● Provided information
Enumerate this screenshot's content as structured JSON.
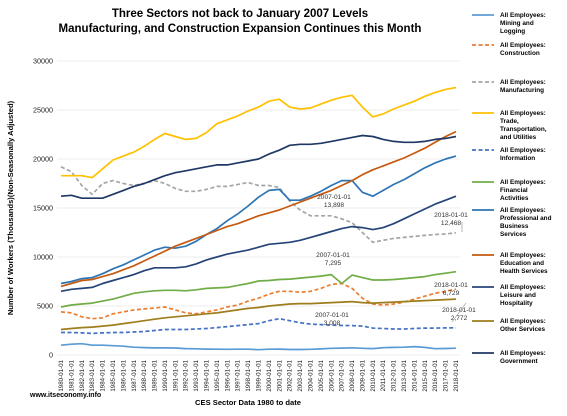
{
  "chart_data": {
    "type": "line",
    "title_line1": "Three Sectors not back to January 2007 Levels",
    "title_line2": "Manufacturing, and Construction Expansion Continues this Month",
    "xlabel": "CES Sector Data 1980 to date",
    "ylabel": "Number of Workers (Thousands)(Non-Seasonally Adjusted)",
    "source": "www.itseconomy.info",
    "ylim": [
      0,
      30000
    ],
    "yticks": [
      "0",
      "5000",
      "10000",
      "15000",
      "20000",
      "25000",
      "30000"
    ],
    "ytick_values": [
      0,
      5000,
      10000,
      15000,
      20000,
      25000,
      30000
    ],
    "grid": true,
    "legend_position": "right",
    "x": [
      "1980-01-01",
      "1981-01-01",
      "1982-01-01",
      "1983-01-01",
      "1984-01-01",
      "1985-01-01",
      "1986-01-01",
      "1987-01-01",
      "1988-01-01",
      "1989-01-01",
      "1990-01-01",
      "1991-01-01",
      "1992-01-01",
      "1993-01-01",
      "1994-01-01",
      "1995-01-01",
      "1996-01-01",
      "1997-01-01",
      "1998-01-01",
      "1999-01-01",
      "2000-01-01",
      "2001-01-01",
      "2002-01-01",
      "2003-01-01",
      "2004-01-01",
      "2005-01-01",
      "2006-01-01",
      "2007-01-01",
      "2008-01-01",
      "2009-01-01",
      "2010-01-01",
      "2011-01-01",
      "2012-01-01",
      "2013-01-01",
      "2014-01-01",
      "2015-01-01",
      "2016-01-01",
      "2017-01-01",
      "2018-01-01"
    ],
    "series": [
      {
        "name": "All Employees: Mining and Logging",
        "color": "#5b9bd5",
        "dash": "solid",
        "values": [
          1000,
          1100,
          1150,
          1000,
          1000,
          950,
          900,
          800,
          750,
          720,
          720,
          710,
          650,
          630,
          600,
          590,
          580,
          590,
          590,
          540,
          590,
          600,
          560,
          560,
          580,
          620,
          680,
          700,
          730,
          680,
          650,
          740,
          780,
          800,
          860,
          780,
          640,
          660,
          690
        ]
      },
      {
        "name": "All Employees: Construction",
        "color": "#ed7d31",
        "dash": "dashed",
        "values": [
          4400,
          4300,
          3900,
          3700,
          3800,
          4200,
          4400,
          4600,
          4700,
          4800,
          4900,
          4600,
          4300,
          4200,
          4400,
          4600,
          4900,
          5100,
          5500,
          5800,
          6200,
          6500,
          6500,
          6400,
          6500,
          6800,
          7200,
          7300,
          6800,
          5800,
          5200,
          5100,
          5200,
          5400,
          5700,
          6000,
          6300,
          6500,
          6729
        ]
      },
      {
        "name": "All Employees: Manufacturing",
        "color": "#a5a5a5",
        "dash": "dashed",
        "values": [
          19200,
          18700,
          17300,
          16400,
          17500,
          17800,
          17500,
          17300,
          17500,
          17800,
          17500,
          17000,
          16700,
          16700,
          16900,
          17200,
          17200,
          17400,
          17600,
          17300,
          17300,
          17100,
          15700,
          14800,
          14200,
          14200,
          14200,
          13898,
          13500,
          12500,
          11500,
          11700,
          11900,
          12000,
          12100,
          12200,
          12300,
          12350,
          12468
        ]
      },
      {
        "name": "All Employees: Trade, Transportation, and Utilities",
        "color": "#ffc000",
        "dash": "solid",
        "values": [
          18300,
          18300,
          18300,
          18100,
          19000,
          19900,
          20300,
          20700,
          21300,
          22000,
          22600,
          22300,
          22000,
          22100,
          22700,
          23600,
          24000,
          24400,
          24900,
          25300,
          25900,
          26100,
          25300,
          25100,
          25200,
          25600,
          26000,
          26300,
          26500,
          25300,
          24300,
          24600,
          25100,
          25500,
          25900,
          26400,
          26800,
          27100,
          27300
        ]
      },
      {
        "name": "All Employees: Information",
        "color": "#4472c4",
        "dash": "dashed",
        "values": [
          2300,
          2300,
          2250,
          2200,
          2250,
          2300,
          2300,
          2350,
          2400,
          2500,
          2600,
          2600,
          2600,
          2650,
          2700,
          2800,
          2900,
          3000,
          3100,
          3200,
          3500,
          3700,
          3500,
          3300,
          3150,
          3100,
          3050,
          3008,
          3000,
          2950,
          2750,
          2700,
          2650,
          2650,
          2700,
          2750,
          2750,
          2770,
          2772
        ]
      },
      {
        "name": "All Employees: Financial Activities",
        "color": "#70ad47",
        "dash": "solid",
        "values": [
          4900,
          5100,
          5200,
          5300,
          5500,
          5700,
          6000,
          6300,
          6450,
          6550,
          6600,
          6600,
          6550,
          6650,
          6800,
          6850,
          6900,
          7100,
          7300,
          7550,
          7600,
          7700,
          7750,
          7850,
          7950,
          8050,
          8200,
          7295,
          8150,
          7900,
          7650,
          7650,
          7700,
          7800,
          7900,
          8000,
          8200,
          8350,
          8500
        ]
      },
      {
        "name": "All Employees: Professional and Business Services",
        "color": "#2e75b6",
        "dash": "solid",
        "values": [
          7300,
          7500,
          7800,
          7900,
          8300,
          8800,
          9200,
          9700,
          10200,
          10700,
          11000,
          10900,
          11100,
          11600,
          12300,
          12900,
          13700,
          14400,
          15200,
          16100,
          16800,
          16900,
          15800,
          15800,
          16200,
          16700,
          17300,
          17800,
          17800,
          16600,
          16200,
          16800,
          17400,
          17900,
          18500,
          19100,
          19600,
          20000,
          20300
        ]
      },
      {
        "name": "All Employees: Education and Health Services",
        "color": "#c55a11",
        "dash": "solid",
        "values": [
          7000,
          7300,
          7600,
          7700,
          8000,
          8300,
          8700,
          9100,
          9600,
          10100,
          10600,
          11100,
          11500,
          11900,
          12300,
          12700,
          13100,
          13400,
          13800,
          14200,
          14500,
          14800,
          15200,
          15600,
          16000,
          16400,
          16800,
          17300,
          17800,
          18400,
          18900,
          19300,
          19700,
          20100,
          20600,
          21100,
          21700,
          22300,
          22800
        ]
      },
      {
        "name": "All Employees: Leisure and Hospitality",
        "color": "#264478",
        "dash": "solid",
        "values": [
          6500,
          6700,
          6800,
          6900,
          7300,
          7600,
          7900,
          8200,
          8600,
          8900,
          8900,
          8900,
          9000,
          9300,
          9700,
          10000,
          10300,
          10500,
          10700,
          11000,
          11300,
          11400,
          11500,
          11700,
          12000,
          12300,
          12600,
          12900,
          13100,
          13000,
          12800,
          13000,
          13400,
          13900,
          14400,
          14900,
          15400,
          15800,
          16200
        ]
      },
      {
        "name": "All Employees: Other Services",
        "color": "#9e7d1d",
        "dash": "solid",
        "values": [
          2600,
          2700,
          2800,
          2850,
          2950,
          3050,
          3200,
          3350,
          3500,
          3650,
          3800,
          3900,
          4000,
          4100,
          4200,
          4300,
          4450,
          4600,
          4750,
          4850,
          5000,
          5100,
          5200,
          5250,
          5250,
          5300,
          5350,
          5400,
          5450,
          5350,
          5300,
          5350,
          5400,
          5450,
          5500,
          5550,
          5600,
          5650,
          5700
        ]
      },
      {
        "name": "All Employees: Government",
        "color": "#203864",
        "dash": "solid",
        "values": [
          16200,
          16300,
          16000,
          16000,
          16000,
          16400,
          16800,
          17200,
          17500,
          17900,
          18300,
          18600,
          18800,
          19000,
          19200,
          19400,
          19400,
          19600,
          19800,
          20000,
          20500,
          20900,
          21400,
          21500,
          21500,
          21600,
          21800,
          22000,
          22200,
          22400,
          22300,
          22000,
          21800,
          21700,
          21700,
          21800,
          22000,
          22100,
          22300
        ]
      }
    ],
    "legend": [
      {
        "lines": [
          "All Employees:",
          "Mining and",
          "Logging"
        ],
        "color": "#5b9bd5",
        "dash": "solid"
      },
      {
        "lines": [
          "All Employees:",
          "Construction"
        ],
        "color": "#ed7d31",
        "dash": "dashed"
      },
      {
        "lines": [
          "All Employees:",
          "Manufacturing"
        ],
        "color": "#a5a5a5",
        "dash": "dashed"
      },
      {
        "lines": [
          "All Employees:",
          "Trade,",
          "Transportation,",
          "and Utilities"
        ],
        "color": "#ffc000",
        "dash": "solid"
      },
      {
        "lines": [
          "All Employees:",
          "Information"
        ],
        "color": "#4472c4",
        "dash": "dashed"
      },
      {
        "lines": [
          "All Employees:",
          "Financial",
          "Activities"
        ],
        "color": "#70ad47",
        "dash": "solid"
      },
      {
        "lines": [
          "All Employees:",
          "Professional and",
          "Business",
          "Services"
        ],
        "color": "#2e75b6",
        "dash": "solid"
      },
      {
        "lines": [
          "All Employees:",
          "Education and",
          "Health Services"
        ],
        "color": "#c55a11",
        "dash": "solid"
      },
      {
        "lines": [
          "All Employees:",
          "Leisure and",
          "Hospitality"
        ],
        "color": "#264478",
        "dash": "solid"
      },
      {
        "lines": [
          "All Employees:",
          "Other Services"
        ],
        "color": "#9e7d1d",
        "dash": "solid"
      },
      {
        "lines": [
          "All Employees:",
          "Government"
        ],
        "color": "#203864",
        "dash": "solid"
      }
    ],
    "annotations": [
      {
        "label": "2007-01-01",
        "value": "13,898"
      },
      {
        "label": "2018-01-01",
        "value": "12,468"
      },
      {
        "label": "2007-01-01",
        "value": "7,295"
      },
      {
        "label": "2018-01-01",
        "value": "6,729"
      },
      {
        "label": "2007-01-01",
        "value": "3,008"
      },
      {
        "label": "2018-01-01",
        "value": "2,772"
      }
    ]
  }
}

● Work to complete
Using the listing above, state the number of lines that hold "Utilities", with no other text.

● Written answer
2